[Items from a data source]
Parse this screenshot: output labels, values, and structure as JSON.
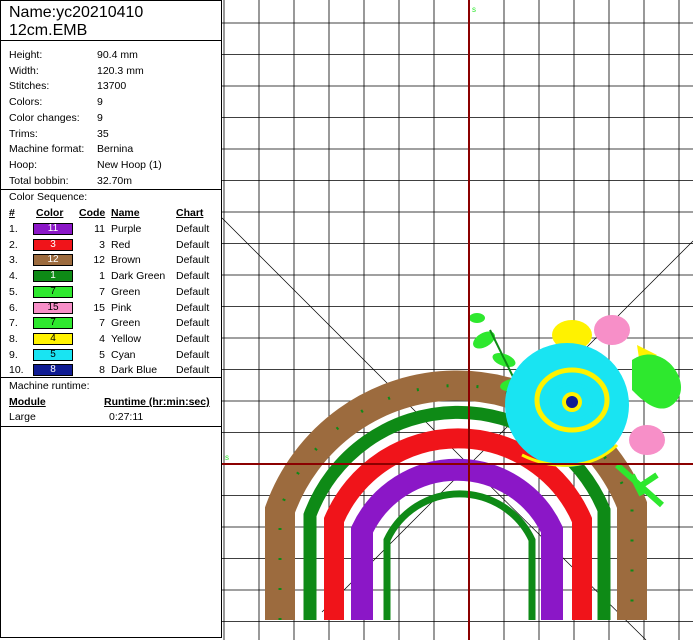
{
  "header": {
    "title_line1": "Name:yc20210410",
    "title_line2": "12cm.EMB"
  },
  "info": [
    {
      "label": "Height:",
      "value": "90.4 mm"
    },
    {
      "label": "Width:",
      "value": "120.3 mm"
    },
    {
      "label": "Stitches:",
      "value": "13700"
    },
    {
      "label": "Colors:",
      "value": "9"
    },
    {
      "label": "Color changes:",
      "value": "9"
    },
    {
      "label": "Trims:",
      "value": "35"
    },
    {
      "label": "Machine format:",
      "value": "Bernina"
    },
    {
      "label": "Hoop:",
      "value": "New Hoop (1)"
    },
    {
      "label": "Total bobbin:",
      "value": "32.70m"
    }
  ],
  "color_sequence": {
    "title": "Color Sequence:",
    "headers": {
      "num": "#",
      "color": "Color",
      "code": "Code",
      "name": "Name",
      "chart": "Chart"
    },
    "rows": [
      {
        "num": "1.",
        "code": "11",
        "name": "Purple",
        "chart": "Default",
        "hex": "#8B17C7",
        "text": "#ffffff"
      },
      {
        "num": "2.",
        "code": "3",
        "name": "Red",
        "chart": "Default",
        "hex": "#F0141A",
        "text": "#ffffff"
      },
      {
        "num": "3.",
        "code": "12",
        "name": "Brown",
        "chart": "Default",
        "hex": "#9C6B3E",
        "text": "#ffffff"
      },
      {
        "num": "4.",
        "code": "1",
        "name": "Dark Green",
        "chart": "Default",
        "hex": "#0E8A16",
        "text": "#ffffff"
      },
      {
        "num": "5.",
        "code": "7",
        "name": "Green",
        "chart": "Default",
        "hex": "#2EE82E",
        "text": "#000000"
      },
      {
        "num": "6.",
        "code": "15",
        "name": "Pink",
        "chart": "Default",
        "hex": "#F78FC8",
        "text": "#000000"
      },
      {
        "num": "7.",
        "code": "7",
        "name": "Green",
        "chart": "Default",
        "hex": "#2EE82E",
        "text": "#000000"
      },
      {
        "num": "8.",
        "code": "4",
        "name": "Yellow",
        "chart": "Default",
        "hex": "#FFF200",
        "text": "#000000"
      },
      {
        "num": "9.",
        "code": "5",
        "name": "Cyan",
        "chart": "Default",
        "hex": "#19E4F2",
        "text": "#000000"
      },
      {
        "num": "10.",
        "code": "8",
        "name": "Dark Blue",
        "chart": "Default",
        "hex": "#101C93",
        "text": "#ffffff"
      }
    ]
  },
  "runtime": {
    "title": "Machine runtime:",
    "headers": {
      "module": "Module",
      "runtime": "Runtime (hr:min:sec)"
    },
    "rows": [
      {
        "module": "Large",
        "time": "0:27:11"
      }
    ]
  },
  "canvas": {
    "start_marker": "s",
    "grid_color": "#000000",
    "axis_color": "#8B0000"
  }
}
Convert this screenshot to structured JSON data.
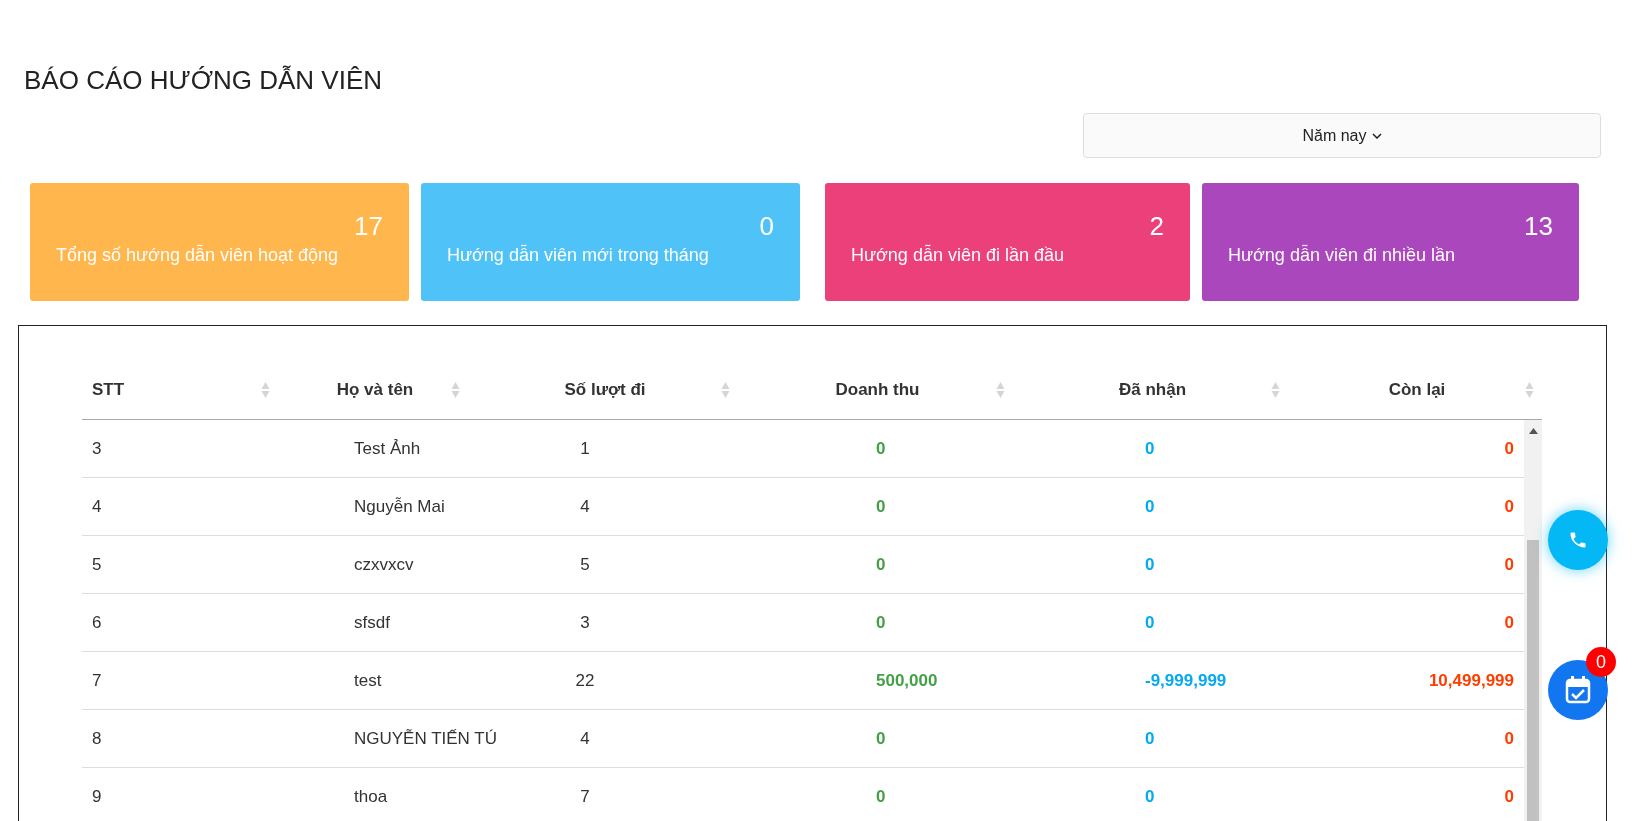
{
  "title": "BÁO CÁO HƯỚNG DẪN VIÊN",
  "period_dropdown": {
    "label": "Năm nay"
  },
  "stat_cards": [
    {
      "value": "17",
      "label": "Tổng số hướng dẫn viên hoạt động",
      "color": "#ffb64d"
    },
    {
      "value": "0",
      "label": "Hướng dẫn viên mới trong tháng",
      "color": "#4fc3f7"
    },
    {
      "value": "2",
      "label": "Hướng dẫn viên đi lần đầu",
      "color": "#ec407a"
    },
    {
      "value": "13",
      "label": "Hướng dẫn viên đi nhiều lần",
      "color": "#ab47bc"
    }
  ],
  "table": {
    "columns": [
      "STT",
      "Họ và tên",
      "Số lượt đi",
      "Doanh thu",
      "Đã nhận",
      "Còn lại"
    ],
    "rows": [
      [
        "3",
        "Test Ảnh",
        "1",
        "0",
        "0",
        "0"
      ],
      [
        "4",
        "Nguyễn Mai",
        "4",
        "0",
        "0",
        "0"
      ],
      [
        "5",
        "czxvxcv",
        "5",
        "0",
        "0",
        "0"
      ],
      [
        "6",
        "sfsdf",
        "3",
        "0",
        "0",
        "0"
      ],
      [
        "7",
        "test",
        "22",
        "500,000",
        "-9,999,999",
        "10,499,999"
      ],
      [
        "8",
        "NGUYỄN TIẾN TÚ",
        "4",
        "0",
        "0",
        "0"
      ],
      [
        "9",
        "thoa",
        "7",
        "0",
        "0",
        "0"
      ]
    ]
  },
  "calendar_badge": "0"
}
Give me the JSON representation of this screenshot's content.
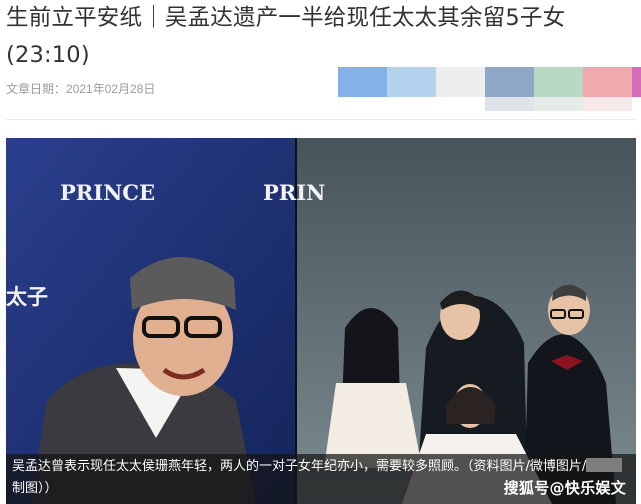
{
  "article": {
    "title": "生前立平安纸｜吴孟达遗产一半给现任太太其余留5子女(23:10)",
    "meta_label": "文章日期：",
    "date": "2021年02月28日"
  },
  "photo": {
    "logo_left": "PRINCE",
    "logo_left_cn": "太子",
    "logo_right": "PRIN",
    "caption_part1": "吴孟达曾表示现任太太侯珊燕年轻，两人的一对子女年纪亦小，需要较多照顾。（资料图片/微博图片/",
    "caption_part2": "制图））",
    "watermark": "搜狐号@快乐娱文"
  },
  "colors": {
    "swatches": [
      "#83b3e6",
      "#b5d3f0",
      "#eeeeee",
      "#8fa6c6",
      "#b9d9c4",
      "#f1a9b0",
      "#d96bbd"
    ],
    "swatches_under": [
      "#ffffff",
      "#ffffff",
      "#ffffff",
      "#dfe3ea",
      "#e4ece7",
      "#f7e8ea",
      "#ffffff"
    ]
  }
}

INSTRUCTIONS FOR THE TASK: Give back every line exactly as it stands, pictures excluded.

CORRECT RESPONSE:
Parse this screenshot: output labels, values, and structure as JSON.
{
  "header": {
    "title_line1": "Name:yc20210410",
    "title_line2": "12cm.EMB"
  },
  "info": [
    {
      "label": "Height:",
      "value": "90.4 mm"
    },
    {
      "label": "Width:",
      "value": "120.3 mm"
    },
    {
      "label": "Stitches:",
      "value": "13700"
    },
    {
      "label": "Colors:",
      "value": "9"
    },
    {
      "label": "Color changes:",
      "value": "9"
    },
    {
      "label": "Trims:",
      "value": "35"
    },
    {
      "label": "Machine format:",
      "value": "Bernina"
    },
    {
      "label": "Hoop:",
      "value": "New Hoop (1)"
    },
    {
      "label": "Total bobbin:",
      "value": "32.70m"
    }
  ],
  "color_sequence": {
    "title": "Color Sequence:",
    "headers": {
      "num": "#",
      "color": "Color",
      "code": "Code",
      "name": "Name",
      "chart": "Chart"
    },
    "rows": [
      {
        "num": "1.",
        "code": "11",
        "name": "Purple",
        "chart": "Default",
        "hex": "#8B17C7",
        "text": "#ffffff"
      },
      {
        "num": "2.",
        "code": "3",
        "name": "Red",
        "chart": "Default",
        "hex": "#F0141A",
        "text": "#ffffff"
      },
      {
        "num": "3.",
        "code": "12",
        "name": "Brown",
        "chart": "Default",
        "hex": "#9C6B3E",
        "text": "#ffffff"
      },
      {
        "num": "4.",
        "code": "1",
        "name": "Dark Green",
        "chart": "Default",
        "hex": "#0E8A16",
        "text": "#ffffff"
      },
      {
        "num": "5.",
        "code": "7",
        "name": "Green",
        "chart": "Default",
        "hex": "#2EE82E",
        "text": "#000000"
      },
      {
        "num": "6.",
        "code": "15",
        "name": "Pink",
        "chart": "Default",
        "hex": "#F78FC8",
        "text": "#000000"
      },
      {
        "num": "7.",
        "code": "7",
        "name": "Green",
        "chart": "Default",
        "hex": "#2EE82E",
        "text": "#000000"
      },
      {
        "num": "8.",
        "code": "4",
        "name": "Yellow",
        "chart": "Default",
        "hex": "#FFF200",
        "text": "#000000"
      },
      {
        "num": "9.",
        "code": "5",
        "name": "Cyan",
        "chart": "Default",
        "hex": "#19E4F2",
        "text": "#000000"
      },
      {
        "num": "10.",
        "code": "8",
        "name": "Dark Blue",
        "chart": "Default",
        "hex": "#101C93",
        "text": "#ffffff"
      }
    ]
  },
  "runtime": {
    "title": "Machine runtime:",
    "headers": {
      "module": "Module",
      "runtime": "Runtime (hr:min:sec)"
    },
    "rows": [
      {
        "module": "Large",
        "time": "0:27:11"
      }
    ]
  },
  "canvas": {
    "start_marker": "s",
    "grid_color": "#000000",
    "axis_color": "#8B0000"
  }
}
Convert this screenshot to structured JSON data.
{
  "title": "BÁO CÁO HƯỚNG DẪN VIÊN",
  "period_dropdown": {
    "label": "Năm nay"
  },
  "stat_cards": [
    {
      "value": "17",
      "label": "Tổng số hướng dẫn viên hoạt động",
      "color": "#ffb64d"
    },
    {
      "value": "0",
      "label": "Hướng dẫn viên mới trong tháng",
      "color": "#4fc3f7"
    },
    {
      "value": "2",
      "label": "Hướng dẫn viên đi lần đầu",
      "color": "#ec407a"
    },
    {
      "value": "13",
      "label": "Hướng dẫn viên đi nhiều lần",
      "color": "#ab47bc"
    }
  ],
  "table": {
    "columns": [
      "STT",
      "Họ và tên",
      "Số lượt đi",
      "Doanh thu",
      "Đã nhận",
      "Còn lại"
    ],
    "rows": [
      [
        "3",
        "Test Ảnh",
        "1",
        "0",
        "0",
        "0"
      ],
      [
        "4",
        "Nguyễn Mai",
        "4",
        "0",
        "0",
        "0"
      ],
      [
        "5",
        "czxvxcv",
        "5",
        "0",
        "0",
        "0"
      ],
      [
        "6",
        "sfsdf",
        "3",
        "0",
        "0",
        "0"
      ],
      [
        "7",
        "test",
        "22",
        "500,000",
        "-9,999,999",
        "10,499,999"
      ],
      [
        "8",
        "NGUYỄN TIẾN TÚ",
        "4",
        "0",
        "0",
        "0"
      ],
      [
        "9",
        "thoa",
        "7",
        "0",
        "0",
        "0"
      ]
    ]
  },
  "calendar_badge": "0"
}
Give me the JSON representation of this screenshot's content.
{
  "article": {
    "title": "生前立平安纸｜吴孟达遗产一半给现任太太其余留5子女(23:10)",
    "meta_label": "文章日期：",
    "date": "2021年02月28日"
  },
  "photo": {
    "logo_left": "PRINCE",
    "logo_left_cn": "太子",
    "logo_right": "PRIN",
    "caption_part1": "吴孟达曾表示现任太太侯珊燕年轻，两人的一对子女年纪亦小，需要较多照顾。（资料图片/微博图片/",
    "caption_part2": "制图））",
    "watermark": "搜狐号@快乐娱文"
  },
  "colors": {
    "swatches": [
      "#83b3e6",
      "#b5d3f0",
      "#eeeeee",
      "#8fa6c6",
      "#b9d9c4",
      "#f1a9b0",
      "#d96bbd"
    ],
    "swatches_under": [
      "#ffffff",
      "#ffffff",
      "#ffffff",
      "#dfe3ea",
      "#e4ece7",
      "#f7e8ea",
      "#ffffff"
    ]
  }
}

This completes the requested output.